# [Lesetext]
————

Ruhig auch mal versagen

Gerade in der Erfolgsgesellschaft muss einem doch nicht alles gelingen

VON THOMAS MAUCH

Natürlich möchte man kein Versager sein. Trotzdem. Das Wort kann man doch mal anprobieren, ob es einem steht. Vielleicht braucht es den Mumm eines Punkrockers, um seine Band genau so zu nennen: Versager. Aber die Popmusik hat noch stets jeden Trend aufgespürt, bevor er sich allgemein herumgesprochen hat. Und in seinem „kleinen Manifest“ bekennt der seit Jahren recht erfolgreich wirkende Club der polnischen Versager feinsinnig: „Wir stolpern auf dem geraden Weg.“ Am heutigen Samstag eröffnet er sein neues Domizil für die Mitte-Boheme in der Berliner Ackerstraße. Auch Tabuzonen beim Versagen gibt es keine mehr. Erst kürzlich schaute Bild bei der klassischen Versagerdomäne unter die Bettdecke. Groß gelettert war am 30. Juli auf der Seite eins zu lesen: „Schicksal Impotenz. Männer brechen ihr Schweigen.“

Wer aber nicht von seinem Versagen reden will, sagt bis auf Weiteres eben Scheitern dazu. Das ist in der Gesellschaft angekommen. Titel wie „Buch des Scheiterns“ oder „Scheitern für Fortgeschrittene“, eine erfolgreiche Hörspielproduktion, säumen nur ein Terrain, auf dem unverhohlen ein „Lob des Scheiterns“ ausgesprochen wird. Dieses „Scheitern als Chance“ aber ist nur der alte Volksmund, der schon immer wusste, dass man aus seinen Fehlern lernen solle. Wie ja die Flexibilität in allen Dingen zum Anforderungsprofil des zeitgemäßen Bürgers zählt. Hier heißt ein Lob des Scheiterns also: „Hinfallen kann jeder. Jetzt steh aber gefälligst wieder auf. Du bist für deinen Erfolg verantwortlich. Und lieg bloß nicht dem Staat auf der Tasche herum!“

Dass nun frohgemut gescheitert werden darf, ist allerdings sprachliche Rosstäuscherei. Scheitern wie Versagen: beides meint ein Nichtgelingen. Wie es jedoch dazu gekommen ist, macht den Unterschied. Scheitern hat dabei den Vorteil, eigentlichen gar nicht daran schuld zu sein. Man scheitert schließlich an etwas. Die Umstände, das Schicksal und vielleicht sogar Gott haben es nicht gewollt, dass einem etwas gelingt. Beim Versagen aber ist man mit sich allein. Man scheitert an sich selbst. An seinem Unvermögen.

————

# [Gegebene Zeilen]
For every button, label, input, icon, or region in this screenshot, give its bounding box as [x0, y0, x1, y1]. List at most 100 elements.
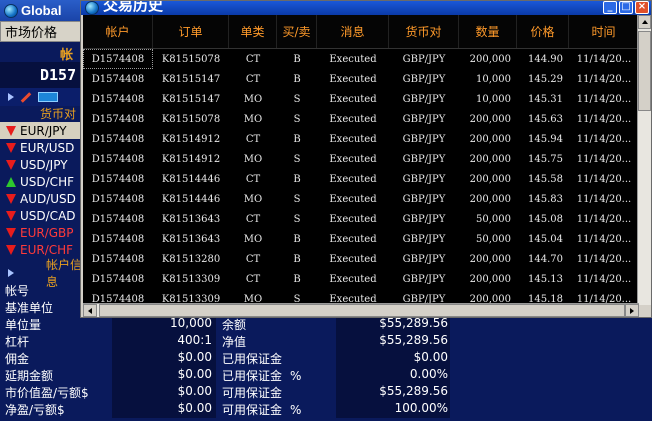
currency-pair-row[interactable]: USD/CHF	[0, 173, 82, 190]
table-cell: GBP/JPY	[402, 273, 446, 285]
table-cell: B	[293, 73, 301, 85]
account-field-value-2: $55,289.56	[336, 384, 450, 401]
table-cell: 10,000	[476, 73, 511, 85]
window-controls: _ □ ×	[603, 1, 649, 14]
table-cell: GBP/JPY	[402, 113, 446, 125]
table-row[interactable]: D1574408 K81513643 MO B Executed GBP/JPY 50,00…	[83, 229, 639, 249]
maximize-button[interactable]: □	[619, 1, 633, 14]
vertical-scrollbar[interactable]	[637, 15, 651, 305]
account-field-label-2: 可用保证金%	[216, 401, 336, 418]
arrow-down-icon	[6, 159, 16, 170]
table-cell: Executed	[329, 53, 377, 65]
account-field-label: 杠杆	[5, 335, 30, 349]
pen-icon[interactable]	[20, 91, 32, 103]
window-title: 交易历史	[103, 1, 164, 14]
currency-pair-name: USD/CHF	[20, 174, 74, 189]
table-cell: S	[293, 93, 301, 105]
table-cell: GBP/JPY	[402, 93, 446, 105]
column-header[interactable]: 货币对	[389, 15, 459, 48]
currency-pair-row[interactable]: USD/JPY	[0, 156, 82, 173]
column-header[interactable]: 买/卖	[277, 15, 317, 48]
table-row[interactable]: D1574408 K81515147 CT B Executed GBP/JPY 10,00…	[83, 69, 639, 89]
close-button[interactable]: ×	[635, 1, 649, 14]
table-cell: Executed	[329, 253, 377, 265]
account-field-label-2-text: 可用保证金	[222, 403, 283, 417]
horizontal-scroll-thumb[interactable]	[99, 304, 625, 317]
arrow-up-icon	[641, 20, 648, 24]
table-row[interactable]: D1574408 K81513280 CT B Executed GBP/JPY 200,0…	[83, 249, 639, 269]
table-row[interactable]: D1574408 K81514912 MO S Executed GBP/JPY 200,0…	[83, 149, 639, 169]
currency-pair-name: USD/CAD	[20, 208, 76, 223]
scroll-up-button[interactable]	[638, 15, 651, 29]
table-cell: MO	[243, 93, 263, 105]
column-header[interactable]: 价格	[517, 15, 569, 48]
scroll-right-button[interactable]	[625, 304, 639, 317]
chart-icon[interactable]	[38, 92, 58, 102]
account-field-label-2-text: 已用保证金	[222, 369, 283, 383]
minimize-button[interactable]: _	[603, 1, 617, 14]
table-cell: K81514446	[161, 173, 221, 185]
account-row: 延期金额 $0.00 已用保证金% 0.00%	[0, 367, 652, 384]
currency-pair-name: EUR/GBP	[20, 225, 74, 240]
table-cell: B	[293, 253, 301, 265]
globe-icon	[4, 3, 18, 18]
scroll-left-button[interactable]	[83, 304, 97, 317]
account-field-label-2-text: 可用保证金	[222, 386, 283, 400]
currency-pair-row[interactable]: EUR/GBP	[0, 224, 82, 241]
arrow-down-icon	[6, 227, 16, 238]
account-field-label-2-text: 已用保证金	[222, 352, 283, 366]
column-header[interactable]: 订单	[153, 15, 229, 48]
table-cell: 200,000	[469, 113, 511, 125]
currency-pair-row[interactable]: EUR/JPY	[0, 122, 82, 139]
table-cell: 11/14/20...	[576, 213, 632, 225]
app-titlebar[interactable]: Global	[0, 0, 82, 21]
table-row[interactable]: D1574408 K81514446 CT B Executed GBP/JPY 200,0…	[83, 169, 639, 189]
account-field-label: 净盈/亏额$	[5, 403, 65, 417]
column-header[interactable]: 消息	[317, 15, 389, 48]
currency-pair-row[interactable]: USD/CAD	[0, 207, 82, 224]
tab-market-prices[interactable]: 市场价格	[0, 21, 82, 42]
vertical-scroll-thumb[interactable]	[638, 31, 651, 111]
currency-pair-row[interactable]: EUR/USD	[0, 139, 82, 156]
expand-arrow-icon[interactable]	[8, 93, 14, 101]
table-row[interactable]: D1574408 K81514912 CT B Executed GBP/JPY 200,0…	[83, 129, 639, 149]
account-field-value-2: $0.00	[336, 350, 450, 367]
table-row[interactable]: D1574408 K81513309 CT B Executed GBP/JPY 200,0…	[83, 269, 639, 289]
column-header[interactable]: 数量	[459, 15, 517, 48]
arrow-up-icon	[6, 176, 16, 187]
table-row[interactable]: D1574408 K81515147 MO S Executed GBP/JPY 10,00…	[83, 89, 639, 109]
table-cell: 200,000	[469, 173, 511, 185]
table-cell: CT	[245, 173, 261, 185]
account-field-value-2: 0.00%	[336, 367, 450, 384]
table-cell: 145.08	[528, 213, 563, 225]
window-titlebar[interactable]: 交易历史	[81, 1, 651, 15]
table-cell: B	[293, 173, 301, 185]
table-row[interactable]: D1574408 K81515078 CT B Executed GBP/JPY 200,0…	[83, 49, 639, 69]
table-cell: 10,000	[476, 93, 511, 105]
table-cell: 200,000	[469, 133, 511, 145]
expand-arrow-icon[interactable]	[8, 269, 14, 277]
table-row[interactable]: D1574408 K81513643 CT S Executed GBP/JPY 50,00…	[83, 209, 639, 229]
trading-platform: Global 市场价格 帐 D157 货币对 EUR/JPY EUR/USD USD…	[0, 0, 652, 421]
table-cell: Executed	[329, 153, 377, 165]
currency-pair-list: EUR/JPY EUR/USD USD/JPY USD/CHF AUD/USD USD/C…	[0, 122, 82, 258]
table-cell: 145.63	[528, 113, 563, 125]
horizontal-scrollbar[interactable]	[83, 303, 639, 317]
table-cell: 144.90	[528, 53, 563, 65]
column-header[interactable]: 帐户	[83, 15, 153, 48]
account-info-header[interactable]: 帐户信息	[0, 258, 82, 289]
account-field-value: $0.00	[112, 384, 216, 401]
column-header[interactable]: 时间	[569, 15, 639, 48]
table-row[interactable]: D1574408 K81514446 MO S Executed GBP/JPY 200,0…	[83, 189, 639, 209]
table-cell: Executed	[329, 193, 377, 205]
table-cell: 200,000	[469, 193, 511, 205]
currency-pair-row[interactable]: AUD/USD	[0, 190, 82, 207]
table-cell: GBP/JPY	[402, 193, 446, 205]
table-row[interactable]: D1574408 K81515078 MO S Executed GBP/JPY 200,0…	[83, 109, 639, 129]
table-cell: MO	[243, 193, 263, 205]
table-cell: 11/14/20...	[576, 153, 632, 165]
table-cell: GBP/JPY	[402, 173, 446, 185]
table-cell: MO	[243, 153, 263, 165]
table-cell: 145.29	[528, 73, 563, 85]
column-header[interactable]: 单类	[229, 15, 277, 48]
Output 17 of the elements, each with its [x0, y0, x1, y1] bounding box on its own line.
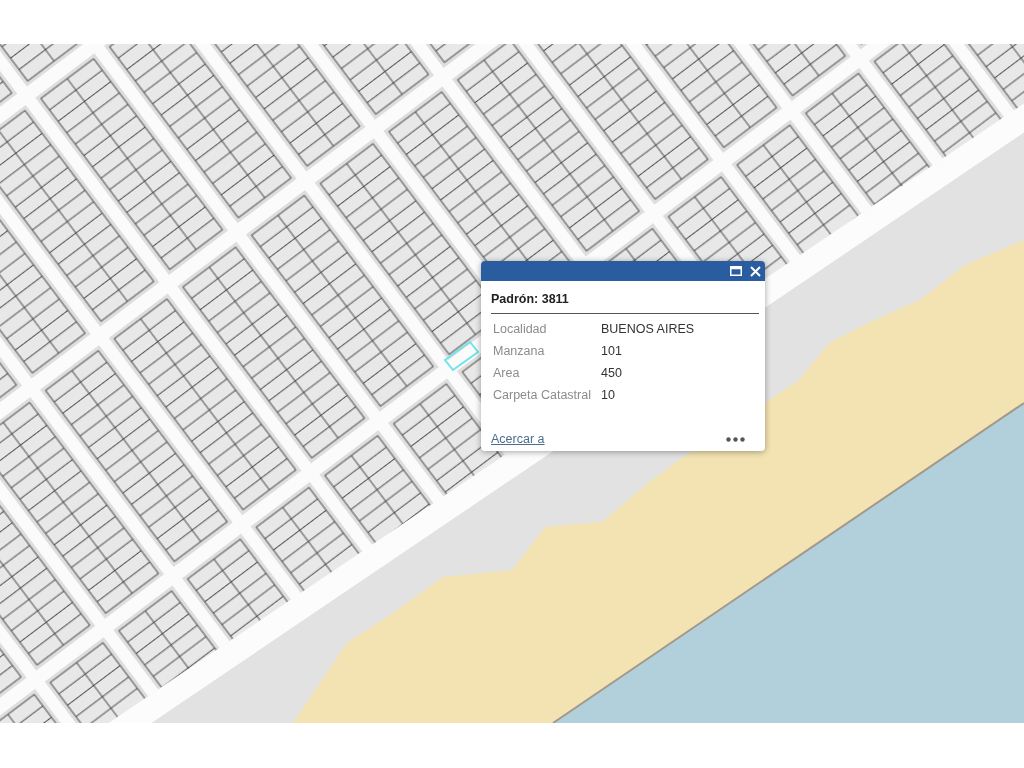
close-button[interactable] [750, 265, 761, 277]
parcel-highlight-icon [443, 340, 480, 372]
field-value: BUENOS AIRES [601, 322, 695, 336]
field-label: Manzana [493, 344, 545, 358]
field-value: 450 [601, 366, 622, 380]
maximize-button[interactable] [730, 266, 742, 276]
zoom-to-link[interactable]: Acercar a [491, 432, 545, 446]
field-value: 10 [601, 388, 615, 402]
close-icon [750, 265, 761, 277]
field-label: Area [493, 366, 520, 380]
field-label: Carpeta Catastral [493, 388, 591, 402]
more-options-button[interactable] [726, 436, 745, 442]
more-options-icon [726, 436, 745, 442]
maximize-icon [730, 266, 742, 276]
field-label: Localidad [493, 322, 547, 336]
field-value: 101 [601, 344, 622, 358]
parcel-heading: Padrón: 3811 [491, 292, 569, 306]
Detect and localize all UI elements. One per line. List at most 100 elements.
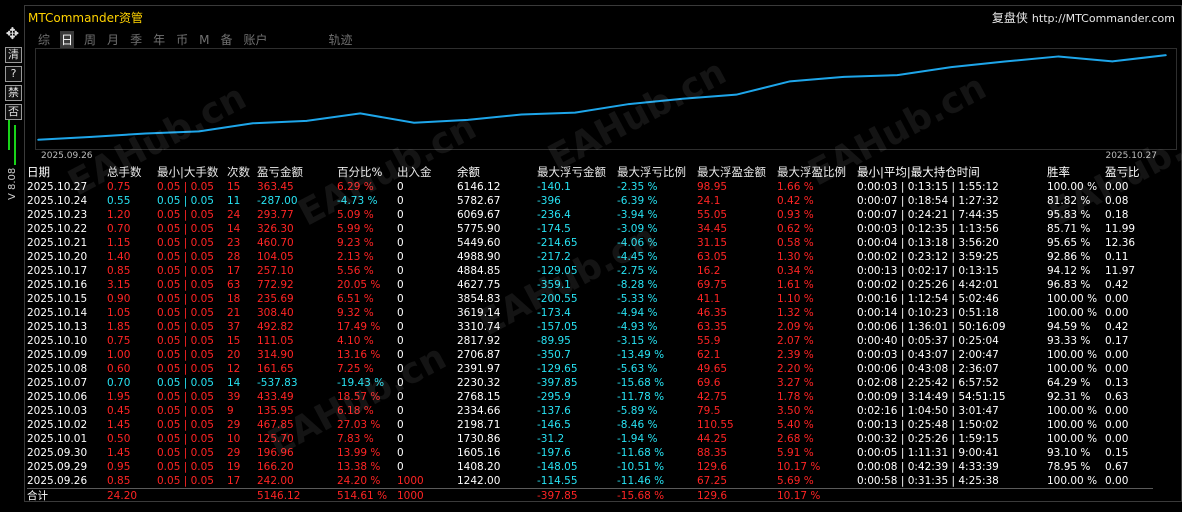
table-cell: 0.18 bbox=[1105, 209, 1129, 221]
table-row[interactable]: 2025.09.29 0.95 0.05 | 0.05 19 166.20 13.38 %… bbox=[27, 460, 1153, 474]
table-row[interactable]: 2025.10.15 0.90 0.05 | 0.05 18 235.69 6.51 % 0… bbox=[27, 292, 1153, 306]
table-cell: 6146.12 bbox=[457, 181, 501, 193]
table-cell: 0:00:06 | 1:36:01 | 50:16:09 bbox=[857, 321, 1006, 333]
column-header[interactable]: 出入金 bbox=[397, 164, 457, 180]
table-cell: 0:00:14 | 0:10:23 | 0:51:18 bbox=[857, 307, 999, 319]
tab-7[interactable]: M bbox=[198, 33, 210, 47]
tab-8[interactable]: 备 bbox=[219, 31, 233, 48]
table-cell: 0 bbox=[397, 461, 404, 473]
table-row[interactable]: 2025.10.10 0.75 0.05 | 0.05 15 111.05 4.10 % 0… bbox=[27, 334, 1153, 348]
chart-start-date: 2025.09.26 bbox=[41, 151, 93, 161]
tab-0[interactable]: 综 bbox=[37, 31, 51, 48]
table-cell: 0.05 | 0.05 bbox=[157, 237, 214, 249]
help-button[interactable]: ? bbox=[5, 66, 22, 82]
column-header[interactable]: 百分比% bbox=[337, 164, 397, 180]
table-cell: 1.95 bbox=[107, 391, 131, 403]
tab-6[interactable]: 币 bbox=[175, 31, 189, 48]
table-cell: 5.09 % bbox=[337, 209, 374, 221]
column-header[interactable]: 最大浮亏金额 bbox=[537, 164, 617, 180]
table-cell: 13.38 % bbox=[337, 461, 381, 473]
column-header[interactable]: 总手数 bbox=[107, 164, 157, 180]
table-row[interactable]: 2025.10.14 1.05 0.05 | 0.05 21 308.40 9.32 % 0… bbox=[27, 306, 1153, 320]
tab-3[interactable]: 月 bbox=[106, 31, 120, 48]
disable-button[interactable]: 禁 bbox=[5, 85, 22, 101]
table-row[interactable]: 2025.10.21 1.15 0.05 | 0.05 23 460.70 9.23 % 0… bbox=[27, 236, 1153, 250]
column-header[interactable]: 胜率 bbox=[1047, 164, 1105, 180]
table-row[interactable]: 2025.10.20 1.40 0.05 | 0.05 28 104.05 2.13 % 0… bbox=[27, 250, 1153, 264]
table-row[interactable]: 2025.10.13 1.85 0.05 | 0.05 37 492.82 17.49 %… bbox=[27, 320, 1153, 334]
table-row[interactable]: 2025.10.17 0.85 0.05 | 0.05 17 257.10 5.56 % 0… bbox=[27, 264, 1153, 278]
table-cell: 196.96 bbox=[257, 447, 294, 459]
summary-cell: 129.6 bbox=[697, 488, 777, 503]
move-icon[interactable]: ✥ bbox=[5, 26, 20, 42]
table-cell: 42.75 bbox=[697, 391, 728, 403]
column-header[interactable]: 次数 bbox=[227, 164, 257, 180]
table-row[interactable]: 2025.10.24 0.55 0.05 | 0.05 11 -287.00 -4.73 … bbox=[27, 194, 1153, 208]
equity-point bbox=[90, 136, 93, 138]
tab-2[interactable]: 周 bbox=[83, 31, 97, 48]
equity-point bbox=[1165, 54, 1167, 56]
table-cell: -217.2 bbox=[537, 251, 571, 263]
deny-button[interactable]: 否 bbox=[5, 104, 22, 120]
table-row[interactable]: 2025.10.22 0.70 0.05 | 0.05 14 326.30 5.99 % 0… bbox=[27, 222, 1153, 236]
table-cell: 0.05 | 0.05 bbox=[157, 321, 214, 333]
table-cell: 0 bbox=[397, 195, 404, 207]
table-cell: 0.00 bbox=[1105, 405, 1129, 417]
table-cell: 2334.66 bbox=[457, 405, 501, 417]
table-cell: -4.45 % bbox=[617, 251, 658, 263]
equity-point bbox=[305, 120, 308, 122]
table-row[interactable]: 2025.09.26 0.85 0.05 | 0.05 17 242.00 24.20 %… bbox=[27, 474, 1153, 489]
report-panel: MTCommander资管 复盘侠 http://MTCommander.com … bbox=[24, 5, 1182, 503]
table-cell: 0 bbox=[397, 251, 404, 263]
table-row[interactable]: 2025.10.27 0.75 0.05 | 0.05 15 363.45 6.29 % 0… bbox=[27, 180, 1153, 194]
table-cell: 63 bbox=[227, 279, 241, 291]
tab-9[interactable]: 账户 bbox=[242, 31, 268, 48]
table-cell: 98.95 bbox=[697, 181, 728, 193]
tab-5[interactable]: 年 bbox=[152, 31, 166, 48]
column-header[interactable]: 余额 bbox=[457, 164, 537, 180]
table-cell: 29 bbox=[227, 447, 241, 459]
table-cell: 37 bbox=[227, 321, 241, 333]
table-cell: 23 bbox=[227, 237, 241, 249]
brand-url[interactable]: http://MTCommander.com bbox=[1032, 12, 1175, 25]
column-header[interactable]: 最小|大手数 bbox=[157, 164, 227, 180]
column-header[interactable]: 最大浮盈比例 bbox=[777, 164, 857, 180]
equity-point bbox=[359, 112, 362, 115]
equity-point bbox=[1111, 60, 1114, 63]
tab-1[interactable]: 日 bbox=[60, 31, 75, 48]
table-row[interactable]: 2025.09.30 1.45 0.05 | 0.05 29 196.96 13.99 %… bbox=[27, 446, 1153, 460]
tab-4[interactable]: 季 bbox=[129, 31, 143, 48]
table-row[interactable]: 2025.10.09 1.00 0.05 | 0.05 20 314.90 13.16 %… bbox=[27, 348, 1153, 362]
equity-point bbox=[144, 132, 147, 135]
column-header[interactable]: 最小|平均|最大持仓时间 bbox=[857, 164, 1047, 180]
table-cell: 96.83 % bbox=[1047, 279, 1091, 291]
table-row[interactable]: 2025.10.03 0.45 0.05 | 0.05 9 135.95 6.18 % 0 2… bbox=[27, 404, 1153, 418]
table-cell: 0.05 | 0.05 bbox=[157, 293, 214, 305]
brand[interactable]: 复盘侠 http://MTCommander.com bbox=[992, 9, 1175, 26]
table-cell: 12 bbox=[227, 363, 241, 375]
table-cell: 2025.09.30 bbox=[27, 447, 88, 459]
table-cell: 2025.10.23 bbox=[27, 209, 88, 221]
table-row[interactable]: 2025.10.01 0.50 0.05 | 0.05 10 125.70 7.83 % 0… bbox=[27, 432, 1153, 446]
column-header[interactable]: 盈亏金额 bbox=[257, 164, 337, 180]
column-header[interactable]: 最大浮盈金额 bbox=[697, 164, 777, 180]
table-cell: 3.50 % bbox=[777, 405, 814, 417]
column-header[interactable]: 盈亏比 bbox=[1105, 164, 1153, 180]
table-row[interactable]: 2025.10.23 1.20 0.05 | 0.05 24 293.77 5.09 % 0… bbox=[27, 208, 1153, 222]
table-cell: 100.00 % bbox=[1047, 307, 1098, 319]
clear-button[interactable]: 清 bbox=[5, 47, 22, 63]
table-row[interactable]: 2025.10.08 0.60 0.05 | 0.05 12 161.65 7.25 % 0… bbox=[27, 362, 1153, 376]
table-cell: 0.85 bbox=[107, 475, 131, 487]
table-row[interactable]: 2025.10.06 1.95 0.05 | 0.05 39 433.49 18.57 %… bbox=[27, 390, 1153, 404]
tab-10[interactable]: 轨迹 bbox=[328, 31, 354, 48]
summary-cell: 1000 bbox=[397, 488, 457, 503]
column-header[interactable]: 日期 bbox=[27, 164, 107, 180]
table-row[interactable]: 2025.10.16 3.15 0.05 | 0.05 63 772.92 20.05 %… bbox=[27, 278, 1153, 292]
table-cell: 0:00:32 | 0:25:26 | 1:59:15 bbox=[857, 433, 999, 445]
table-row[interactable]: 2025.10.02 1.45 0.05 | 0.05 29 467.85 27.03 %… bbox=[27, 418, 1153, 432]
table-cell: 0.58 % bbox=[777, 237, 814, 249]
column-header[interactable]: 最大浮亏比例 bbox=[617, 164, 697, 180]
table-cell: 0.50 bbox=[107, 433, 131, 445]
table-cell: -3.09 % bbox=[617, 223, 658, 235]
table-row[interactable]: 2025.10.07 0.70 0.05 | 0.05 14 -537.83 -19.43… bbox=[27, 376, 1153, 390]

————

# [Aufgabenstellung]
Beantworten Sie zum Text über Versagen und Scheitern kurz:
1. Welchen Satz bekennt der Club der polnischen Versager in seinem „kleinen Manifest“?
2. Welche Schlagzeile war am 30. Juli auf Seite eins von Bild zu lesen?
3. Woran scheitert man laut dem Text beim Versagen?
Die Zeilen stammen aus einer anderen Quelle.

# [Ergebnis]
1. „Wir stolpern auf dem geraden Weg.“
2. „Schicksal Impotenz. Männer brechen ihr Schweigen.“
3. An sich selbst, an seinem Unvermögen.